• [Directions]:
Write the records out again, keeping each line exactly as it is.

• [Collected data entries]:
* Begin *

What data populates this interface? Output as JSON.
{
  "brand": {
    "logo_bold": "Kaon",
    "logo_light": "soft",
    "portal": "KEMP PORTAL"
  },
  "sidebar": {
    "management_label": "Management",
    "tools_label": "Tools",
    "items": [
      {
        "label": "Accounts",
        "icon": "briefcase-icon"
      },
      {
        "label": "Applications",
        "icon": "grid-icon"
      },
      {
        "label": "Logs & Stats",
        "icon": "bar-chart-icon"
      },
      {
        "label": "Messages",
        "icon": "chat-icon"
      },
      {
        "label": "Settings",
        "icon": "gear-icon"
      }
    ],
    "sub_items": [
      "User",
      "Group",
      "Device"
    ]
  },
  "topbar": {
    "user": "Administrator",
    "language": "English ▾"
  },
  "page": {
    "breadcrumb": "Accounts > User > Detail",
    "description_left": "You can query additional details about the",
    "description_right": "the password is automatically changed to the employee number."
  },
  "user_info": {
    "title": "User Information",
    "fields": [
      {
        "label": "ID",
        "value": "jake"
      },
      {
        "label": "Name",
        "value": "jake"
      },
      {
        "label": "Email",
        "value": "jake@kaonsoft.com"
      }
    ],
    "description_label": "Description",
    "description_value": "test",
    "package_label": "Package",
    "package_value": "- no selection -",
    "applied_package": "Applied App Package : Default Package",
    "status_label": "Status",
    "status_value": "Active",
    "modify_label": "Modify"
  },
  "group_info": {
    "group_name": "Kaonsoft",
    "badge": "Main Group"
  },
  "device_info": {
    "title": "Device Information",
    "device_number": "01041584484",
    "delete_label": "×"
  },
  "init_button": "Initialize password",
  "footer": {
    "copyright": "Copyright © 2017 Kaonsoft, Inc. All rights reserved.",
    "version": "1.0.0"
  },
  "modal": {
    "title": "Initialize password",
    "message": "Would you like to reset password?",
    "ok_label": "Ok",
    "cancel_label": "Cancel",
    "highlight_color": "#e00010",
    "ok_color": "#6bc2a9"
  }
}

* End *

• [Solution]:
What data populates this interface? Output as JSON.
{
  "brand": {
    "logo_bold": "Kaon",
    "logo_light": "soft",
    "portal": "KEMP PORTAL"
  },
  "sidebar": {
    "management_label": "Management",
    "tools_label": "Tools",
    "items": [
      {
        "label": "Accounts",
        "icon": "briefcase-icon"
      },
      {
        "label": "Applications",
        "icon": "grid-icon"
      },
      {
        "label": "Logs & Stats",
        "icon": "bar-chart-icon"
      },
      {
        "label": "Messages",
        "icon": "chat-icon"
      },
      {
        "label": "Settings",
        "icon": "gear-icon"
      }
    ],
    "sub_items": [
      "User",
      "Group",
      "Device"
    ]
  },
  "topbar": {
    "user": "Administrator",
    "language": "English ▾"
  },
  "page": {
    "breadcrumb": "Accounts > User > Detail",
    "description_left": "You can query additional details about the",
    "description_right": "the password is automatically changed to the employee number."
  },
  "user_info": {
    "title": "User Information",
    "fields": [
      {
        "label": "ID",
        "value": "jake"
      },
      {
        "label": "Name",
        "value": "jake"
      },
      {
        "label": "Email",
        "value": "jake@kaonsoft.com"
      }
    ],
    "description_label": "Description",
    "description_value": "test",
    "package_label": "Package",
    "package_value": "- no selection -",
    "applied_package": "Applied App Package : Default Package",
    "status_label": "Status",
    "status_value": "Active",
    "modify_label": "Modify"
  },
  "group_info": {
    "group_name": "Kaonsoft",
    "badge": "Main Group"
  },
  "device_info": {
    "title": "Device Information",
    "device_number": "01041584484",
    "delete_label": "×"
  },
  "init_button": "Initialize password",
  "footer": {
    "copyright": "Copyright © 2017 Kaonsoft, Inc. All rights reserved.",
    "version": "1.0.0"
  },
  "modal": {
    "title": "Initialize password",
    "message": "Would you like to reset password?",
    "ok_label": "Ok",
    "cancel_label": "Cancel",
    "highlight_color": "#e00010",
    "ok_color": "#6bc2a9"
  }
}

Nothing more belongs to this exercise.